Figure record listings:
---*---
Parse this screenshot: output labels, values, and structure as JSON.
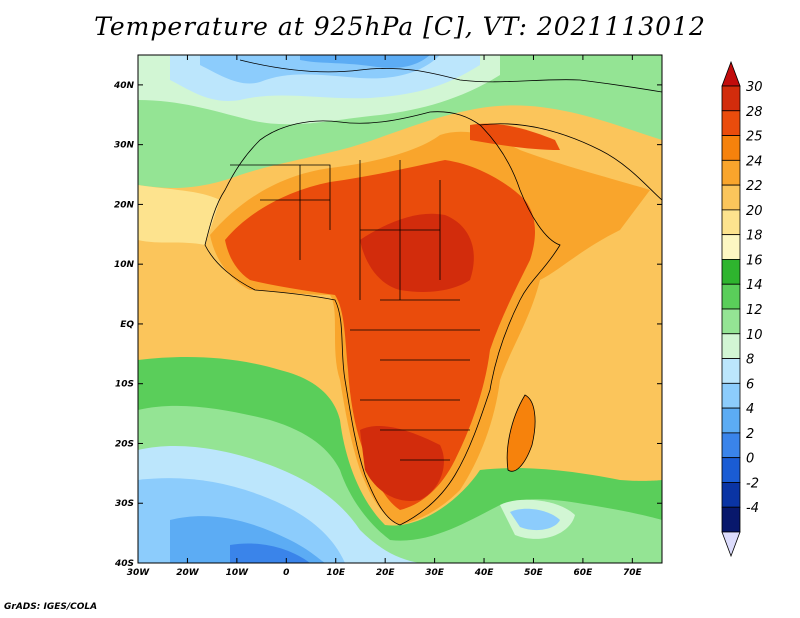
{
  "title": "Temperature at 925hPa [C], VT: 2021113012",
  "footer": "GrADS: IGES/COLA",
  "map": {
    "variable": "Temperature at 925hPa",
    "units": "C",
    "valid_time": "2021113012",
    "lon_range": [
      -30,
      76
    ],
    "lat_range": [
      -40,
      45
    ],
    "lon_ticks": [
      "30W",
      "20W",
      "10W",
      "0",
      "10E",
      "20E",
      "30E",
      "40E",
      "50E",
      "60E",
      "70E"
    ],
    "lat_ticks": [
      "40N",
      "30N",
      "20N",
      "10N",
      "EQ",
      "10S",
      "20S",
      "30S",
      "40S"
    ],
    "colorbar": {
      "levels": [
        "30",
        "28",
        "25",
        "24",
        "22",
        "20",
        "18",
        "16",
        "14",
        "12",
        "10",
        "8",
        "6",
        "4",
        "2",
        "0",
        "-2",
        "-4"
      ],
      "colors": [
        "#d22c0c",
        "#ea4c0c",
        "#f6820c",
        "#f9a52c",
        "#fbc55b",
        "#fde38e",
        "#fdf7c2",
        "#2eb42e",
        "#5ace5a",
        "#94e494",
        "#d2f6d4",
        "#bce6fc",
        "#8cccfc",
        "#5cacf4",
        "#3a84ea",
        "#1a5cd4",
        "#0a34a4",
        "#08186c"
      ],
      "top_arrow_color": "#c20c0c",
      "bottom_arrow_color": "#dcdcfc"
    }
  }
}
---*---
**THE PROBLEM:**
An exact transcription of all the entries is required, without the pictures.

**EXPECTED ANSWER:**
Parse this screenshot: output labels, values, and structure as JSON.
{
  "title": "Temperature at 925hPa [C], VT: 2021113012",
  "footer": "GrADS: IGES/COLA",
  "map": {
    "variable": "Temperature at 925hPa",
    "units": "C",
    "valid_time": "2021113012",
    "lon_range": [
      -30,
      76
    ],
    "lat_range": [
      -40,
      45
    ],
    "lon_ticks": [
      "30W",
      "20W",
      "10W",
      "0",
      "10E",
      "20E",
      "30E",
      "40E",
      "50E",
      "60E",
      "70E"
    ],
    "lat_ticks": [
      "40N",
      "30N",
      "20N",
      "10N",
      "EQ",
      "10S",
      "20S",
      "30S",
      "40S"
    ],
    "colorbar": {
      "levels": [
        "30",
        "28",
        "25",
        "24",
        "22",
        "20",
        "18",
        "16",
        "14",
        "12",
        "10",
        "8",
        "6",
        "4",
        "2",
        "0",
        "-2",
        "-4"
      ],
      "colors": [
        "#d22c0c",
        "#ea4c0c",
        "#f6820c",
        "#f9a52c",
        "#fbc55b",
        "#fde38e",
        "#fdf7c2",
        "#2eb42e",
        "#5ace5a",
        "#94e494",
        "#d2f6d4",
        "#bce6fc",
        "#8cccfc",
        "#5cacf4",
        "#3a84ea",
        "#1a5cd4",
        "#0a34a4",
        "#08186c"
      ],
      "top_arrow_color": "#c20c0c",
      "bottom_arrow_color": "#dcdcfc"
    }
  }
}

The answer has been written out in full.